Dataset items:
** begin **
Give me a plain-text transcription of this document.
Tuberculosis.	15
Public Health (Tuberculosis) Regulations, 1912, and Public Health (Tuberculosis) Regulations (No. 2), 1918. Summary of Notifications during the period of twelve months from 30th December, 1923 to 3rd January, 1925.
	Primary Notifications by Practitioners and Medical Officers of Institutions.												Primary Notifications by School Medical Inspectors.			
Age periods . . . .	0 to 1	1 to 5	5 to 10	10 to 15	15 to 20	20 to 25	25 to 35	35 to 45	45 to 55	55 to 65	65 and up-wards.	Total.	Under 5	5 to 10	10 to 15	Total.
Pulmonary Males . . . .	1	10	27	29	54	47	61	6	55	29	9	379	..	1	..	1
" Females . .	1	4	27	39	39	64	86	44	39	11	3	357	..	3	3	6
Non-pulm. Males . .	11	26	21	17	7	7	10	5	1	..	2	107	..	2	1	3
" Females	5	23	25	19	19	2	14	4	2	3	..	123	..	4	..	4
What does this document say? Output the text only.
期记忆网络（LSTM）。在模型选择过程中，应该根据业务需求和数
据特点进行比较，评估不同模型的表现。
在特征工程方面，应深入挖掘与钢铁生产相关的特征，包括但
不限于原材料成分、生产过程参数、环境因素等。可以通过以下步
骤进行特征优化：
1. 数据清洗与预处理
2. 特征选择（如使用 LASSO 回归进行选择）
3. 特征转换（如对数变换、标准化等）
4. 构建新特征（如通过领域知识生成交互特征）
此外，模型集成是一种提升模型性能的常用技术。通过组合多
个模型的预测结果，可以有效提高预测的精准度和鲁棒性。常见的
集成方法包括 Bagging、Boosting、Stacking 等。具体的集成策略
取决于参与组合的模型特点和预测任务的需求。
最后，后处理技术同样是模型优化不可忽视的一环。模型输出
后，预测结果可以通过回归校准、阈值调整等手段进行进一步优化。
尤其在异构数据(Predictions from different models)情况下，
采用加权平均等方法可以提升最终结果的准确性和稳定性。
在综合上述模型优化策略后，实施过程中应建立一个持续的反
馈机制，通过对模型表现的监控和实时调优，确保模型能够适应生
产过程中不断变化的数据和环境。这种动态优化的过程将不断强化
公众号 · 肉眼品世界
** end **
WRITTEN INSTRUCTION: Repeat the line containing "What does this" and all subsequent lines through the final line of the data, exactly and with no others.

SOLUTION TO THE EXERCISE:
What does this document say? Output the text only.
期记忆网络（LSTM）。在模型选择过程中，应该根据业务需求和数
据特点进行比较，评估不同模型的表现。
在特征工程方面，应深入挖掘与钢铁生产相关的特征，包括但
不限于原材料成分、生产过程参数、环境因素等。可以通过以下步
骤进行特征优化：
1. 数据清洗与预处理
2. 特征选择（如使用 LASSO 回归进行选择）
3. 特征转换（如对数变换、标准化等）
4. 构建新特征（如通过领域知识生成交互特征）
此外，模型集成是一种提升模型性能的常用技术。通过组合多
个模型的预测结果，可以有效提高预测的精准度和鲁棒性。常见的
集成方法包括 Bagging、Boosting、Stacking 等。具体的集成策略
取决于参与组合的模型特点和预测任务的需求。
最后，后处理技术同样是模型优化不可忽视的一环。模型输出
后，预测结果可以通过回归校准、阈值调整等手段进行进一步优化。
尤其在异构数据(Predictions from different models)情况下，
采用加权平均等方法可以提升最终结果的准确性和稳定性。
在综合上述模型优化策略后，实施过程中应建立一个持续的反
馈机制，通过对模型表现的监控和实时调优，确保模型能够适应生
产过程中不断变化的数据和环境。这种动态优化的过程将不断强化
公众号 · 肉眼品世界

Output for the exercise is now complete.